**Exercise requirements**:
Without the pictures, return all of the material exactly as written.

**Supplied records**:
[START]

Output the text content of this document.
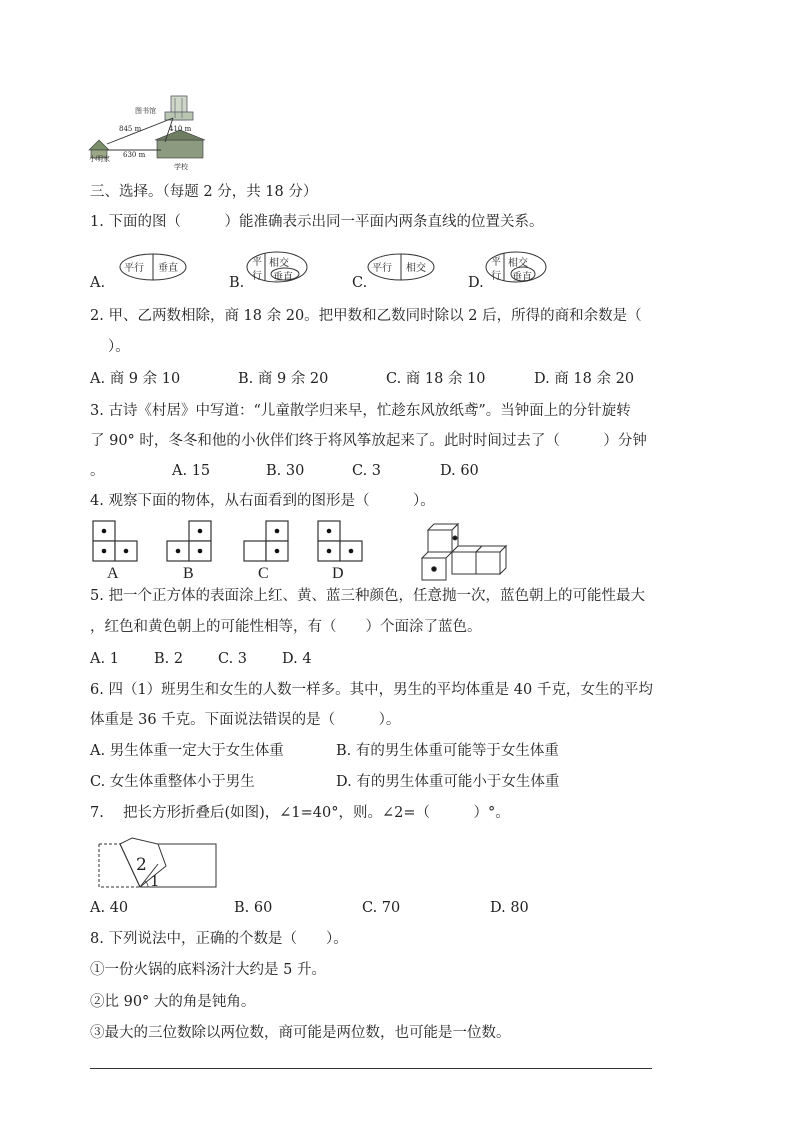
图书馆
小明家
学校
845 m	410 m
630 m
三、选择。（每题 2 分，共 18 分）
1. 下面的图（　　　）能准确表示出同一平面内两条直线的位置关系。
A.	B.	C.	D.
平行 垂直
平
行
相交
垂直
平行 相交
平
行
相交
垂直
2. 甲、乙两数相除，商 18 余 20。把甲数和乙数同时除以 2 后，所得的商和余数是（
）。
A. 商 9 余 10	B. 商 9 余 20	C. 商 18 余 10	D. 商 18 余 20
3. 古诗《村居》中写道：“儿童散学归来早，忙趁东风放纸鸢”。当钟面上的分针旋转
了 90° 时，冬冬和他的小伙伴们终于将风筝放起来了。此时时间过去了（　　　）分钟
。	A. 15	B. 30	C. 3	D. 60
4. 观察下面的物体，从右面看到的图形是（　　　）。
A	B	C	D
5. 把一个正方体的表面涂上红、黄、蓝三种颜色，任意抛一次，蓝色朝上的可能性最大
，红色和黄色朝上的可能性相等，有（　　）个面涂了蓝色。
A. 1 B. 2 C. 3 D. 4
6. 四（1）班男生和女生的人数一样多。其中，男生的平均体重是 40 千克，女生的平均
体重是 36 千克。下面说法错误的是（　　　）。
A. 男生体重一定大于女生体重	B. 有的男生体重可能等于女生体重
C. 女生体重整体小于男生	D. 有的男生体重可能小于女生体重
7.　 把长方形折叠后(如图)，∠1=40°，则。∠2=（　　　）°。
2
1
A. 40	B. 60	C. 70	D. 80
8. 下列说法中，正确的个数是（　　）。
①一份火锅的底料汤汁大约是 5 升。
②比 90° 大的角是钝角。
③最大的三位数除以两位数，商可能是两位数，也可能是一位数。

[END]

**Exercise answer**:
Output the text content of this document.
图书馆
小明家
学校
845 m	410 m
630 m
三、选择。（每题 2 分，共 18 分）
1. 下面的图（　　　）能准确表示出同一平面内两条直线的位置关系。
A.	B.	C.	D.
平行 垂直
平
行
相交
垂直
平行 相交
平
行
相交
垂直
2. 甲、乙两数相除，商 18 余 20。把甲数和乙数同时除以 2 后，所得的商和余数是（
）。
A. 商 9 余 10	B. 商 9 余 20	C. 商 18 余 10	D. 商 18 余 20
3. 古诗《村居》中写道：“儿童散学归来早，忙趁东风放纸鸢”。当钟面上的分针旋转
了 90° 时，冬冬和他的小伙伴们终于将风筝放起来了。此时时间过去了（　　　）分钟
。	A. 15	B. 30	C. 3	D. 60
4. 观察下面的物体，从右面看到的图形是（　　　）。
A	B	C	D
5. 把一个正方体的表面涂上红、黄、蓝三种颜色，任意抛一次，蓝色朝上的可能性最大
，红色和黄色朝上的可能性相等，有（　　）个面涂了蓝色。
A. 1 B. 2 C. 3 D. 4
6. 四（1）班男生和女生的人数一样多。其中，男生的平均体重是 40 千克，女生的平均
体重是 36 千克。下面说法错误的是（　　　）。
A. 男生体重一定大于女生体重	B. 有的男生体重可能等于女生体重
C. 女生体重整体小于男生	D. 有的男生体重可能小于女生体重
7.　 把长方形折叠后(如图)，∠1=40°，则。∠2=（　　　）°。
2
1
A. 40	B. 60	C. 70	D. 80
8. 下列说法中，正确的个数是（　　）。
①一份火锅的底料汤汁大约是 5 升。
②比 90° 大的角是钝角。
③最大的三位数除以两位数，商可能是两位数，也可能是一位数。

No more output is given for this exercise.